### Tasks for this exercise
1: Do the following statements agree with the myosin text? For each, answer yes or no and quote the words of the text that decide it. (a) Myosin V has a step size of about 36 nm. (b) Each myosin V motor unbinds actin after a single step. (c) Myosin V takes most of its steps toward the pointed or minus end.
2: Return the part of the myosin text from "On top of being" up to and including "bound to ADP.", copied word for word.
3: List every component that the myosin text gives in its description of the general architecture of myosin.

Text for analysis below:

Myosin constitutes a superfamily of motor proteins that interact with actin and perform directional movement by consuming ATP. The general architecture of the myosin is one or two motor head domains, with ATPase activity and an actin binding interface, a lever arm extending from the motor head, a joint (if two heads are present), and a cargo binding site. Myosin motors produce force that either moves actin filaments (a hallmark in muscle contraction) or moves themselves along actin filaments [such as translocation of cargos inside cells (1)]. The latter case is often referred to as processive motors.

Myosin V is such a processive motor, which means that it performs multiple cycles of its “reaction” before disengaging from its “substrate”—more specifically, each myosin V motor performs multiple steps [few dozen (2, 3)] before unbinding actin completely. For processivity to be high, the myosin heads need to spend most of their cycle bound to actin (4).

On top of being processive, myosin V is also selective, meaning it performs most of its steps in one direction (the barbed or plus-end; ref. 5). The coupling between the two independent motor heads is termed “gating,” and its existence might not be mandatory for a motor to function, but it likely achieves higher efficiency and directional processivity (6).

Detailed understanding of the action and motion of myosin V is a challenge of major importance. Myosin V advances in hand-over-hand steps (7) with a step size of ∼36 nm (8). This protein has been shown to perform an action termed “stomping,” where a motor head detaches from actin and then rebinds to the same actin binding site (or very close to it) (9), reportedly when still bound to ADP.

One of the main open problems is understanding how the microscopic energy landscape dictates the direction of movement (for review, see ref. 10). Our previous study of this key unresolved issue suggested that the directionality is due to the angular energy of the lever (11, 12) as well as the coupling of the lever angle with the chemical energy and possibly the asymmetry in the ADP release barrier (12). This proposal that focused on the angular energy involves a possible high-energy backward barrier (Fig. S1, red path), but it also considered the possibility that such a path is not the least energy path for the back movement (Fig. S1, blue path). In contrast, one of the more popular working hypotheses for myosin directionality is a strain-activated power stroke, where the ATP hydrolysis energy (specifically the P_i release energy) is converted to conformational strain energy that is released by lashing the entire myosin forward (via the lever angle; e.g., ref. 4). Related ideas for other systems have also been proposed (13, 14). We note that this model essentially translates to an exergonic power stroke (ΔG < 0; more on this below), which can be reversible or irreversible (inertial model).

Fig. S1.

The backward pathways of myosin V. ΔG_PS is the free-energy difference of the lever-up to lever-down conformational change known as the power stroke. Note that in contrast to Figs. 1 and 4 the ADP release in this figure is at the end of the cycle. Adapted from ref. 11.

End of Text for analysis.
Records provided below:

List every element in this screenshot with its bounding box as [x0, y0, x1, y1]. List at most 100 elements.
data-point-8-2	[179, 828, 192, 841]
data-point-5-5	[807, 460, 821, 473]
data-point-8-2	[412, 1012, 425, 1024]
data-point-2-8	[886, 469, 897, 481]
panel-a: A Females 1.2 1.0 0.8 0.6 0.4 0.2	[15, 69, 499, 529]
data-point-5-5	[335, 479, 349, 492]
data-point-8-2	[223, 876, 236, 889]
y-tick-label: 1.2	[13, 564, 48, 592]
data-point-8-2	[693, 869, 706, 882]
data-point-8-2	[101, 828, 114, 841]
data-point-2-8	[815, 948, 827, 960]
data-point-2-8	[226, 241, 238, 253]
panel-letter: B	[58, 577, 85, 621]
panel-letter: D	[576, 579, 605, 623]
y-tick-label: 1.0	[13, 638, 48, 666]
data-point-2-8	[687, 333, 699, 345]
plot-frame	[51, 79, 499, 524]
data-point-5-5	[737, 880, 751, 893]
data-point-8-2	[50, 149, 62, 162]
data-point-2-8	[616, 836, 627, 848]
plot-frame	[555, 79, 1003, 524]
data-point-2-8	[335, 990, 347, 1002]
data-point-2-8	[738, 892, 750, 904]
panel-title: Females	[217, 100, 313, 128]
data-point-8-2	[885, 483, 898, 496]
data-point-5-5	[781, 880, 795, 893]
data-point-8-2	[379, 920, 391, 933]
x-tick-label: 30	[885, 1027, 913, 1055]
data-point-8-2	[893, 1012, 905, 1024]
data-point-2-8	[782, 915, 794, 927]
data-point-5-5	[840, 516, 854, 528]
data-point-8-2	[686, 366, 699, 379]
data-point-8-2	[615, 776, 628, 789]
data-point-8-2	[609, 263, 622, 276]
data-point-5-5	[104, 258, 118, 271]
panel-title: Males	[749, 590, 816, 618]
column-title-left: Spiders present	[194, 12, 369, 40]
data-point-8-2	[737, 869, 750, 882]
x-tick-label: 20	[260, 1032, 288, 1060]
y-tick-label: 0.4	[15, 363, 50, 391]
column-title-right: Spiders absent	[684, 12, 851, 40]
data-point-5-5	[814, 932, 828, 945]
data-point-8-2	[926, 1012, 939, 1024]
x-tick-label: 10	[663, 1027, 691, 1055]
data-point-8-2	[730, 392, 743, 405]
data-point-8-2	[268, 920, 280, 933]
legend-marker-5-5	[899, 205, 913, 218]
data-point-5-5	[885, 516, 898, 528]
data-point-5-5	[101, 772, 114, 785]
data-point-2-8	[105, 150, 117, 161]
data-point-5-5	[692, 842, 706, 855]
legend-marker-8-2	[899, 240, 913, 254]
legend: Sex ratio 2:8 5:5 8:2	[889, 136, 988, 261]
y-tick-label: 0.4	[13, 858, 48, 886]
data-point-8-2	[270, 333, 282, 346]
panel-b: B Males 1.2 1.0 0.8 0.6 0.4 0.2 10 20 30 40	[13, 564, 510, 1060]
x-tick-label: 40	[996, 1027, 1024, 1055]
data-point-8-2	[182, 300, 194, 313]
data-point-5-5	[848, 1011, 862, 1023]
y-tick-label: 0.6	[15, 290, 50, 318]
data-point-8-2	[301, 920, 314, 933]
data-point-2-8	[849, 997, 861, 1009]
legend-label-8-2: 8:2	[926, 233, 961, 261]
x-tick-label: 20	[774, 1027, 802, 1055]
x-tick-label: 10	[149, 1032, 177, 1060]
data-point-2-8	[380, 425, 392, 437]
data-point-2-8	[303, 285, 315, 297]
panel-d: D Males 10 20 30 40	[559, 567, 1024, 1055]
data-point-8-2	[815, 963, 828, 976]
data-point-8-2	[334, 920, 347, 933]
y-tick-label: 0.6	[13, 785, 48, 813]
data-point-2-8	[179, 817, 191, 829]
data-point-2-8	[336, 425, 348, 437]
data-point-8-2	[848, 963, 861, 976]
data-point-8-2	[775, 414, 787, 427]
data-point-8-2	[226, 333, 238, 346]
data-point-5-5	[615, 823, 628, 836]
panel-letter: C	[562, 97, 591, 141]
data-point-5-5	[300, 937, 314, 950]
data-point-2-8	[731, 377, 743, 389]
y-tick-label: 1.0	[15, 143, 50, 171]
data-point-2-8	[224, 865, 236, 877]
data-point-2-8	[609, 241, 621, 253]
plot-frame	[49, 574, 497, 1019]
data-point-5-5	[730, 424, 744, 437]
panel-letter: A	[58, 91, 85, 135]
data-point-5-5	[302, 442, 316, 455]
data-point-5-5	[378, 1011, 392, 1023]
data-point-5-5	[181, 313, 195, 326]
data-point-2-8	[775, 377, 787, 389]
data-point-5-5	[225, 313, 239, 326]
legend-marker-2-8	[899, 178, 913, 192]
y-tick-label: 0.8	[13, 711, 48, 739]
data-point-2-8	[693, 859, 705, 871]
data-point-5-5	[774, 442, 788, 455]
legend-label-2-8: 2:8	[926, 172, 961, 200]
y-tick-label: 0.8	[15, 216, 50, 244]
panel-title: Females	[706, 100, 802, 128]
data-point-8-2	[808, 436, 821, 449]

End of Records provided.

### Results of the tasks
1:
(a) Yes: "Myosin V advances in hand-over-hand steps (7) with a step size of ∼36 nm (8)."
(b) No: "each myosin V motor performs multiple steps [few dozen (2, 3)] before unbinding actin completely."
(c) No: "it performs most of its steps in one direction (the barbed or plus-end; ref. 5)."

2:
On top of being processive, myosin V is also selective, meaning it performs most of its steps in one direction (the barbed or plus-end; ref. 5). The coupling between the two independent motor heads is termed “gating,” and its existence might not be mandatory for a motor to function, but it likely achieves higher efficiency and directional processivity (6).

Detailed understanding of the action and motion of myosin V is a challenge of major importance. Myosin V advances in hand-over-hand steps (7) with a step size of ∼36 nm (8). This protein has been shown to perform an action termed “stomping,” where a motor head detaches from actin and then rebinds to the same actin binding site (or very close to it) (9), reportedly when still bound to ADP.

3:
1. One or two motor head domains, with ATPase activity and an actin binding interface
2. A lever arm extending from the motor head
3. A joint (if two heads are present)
4. A cargo binding site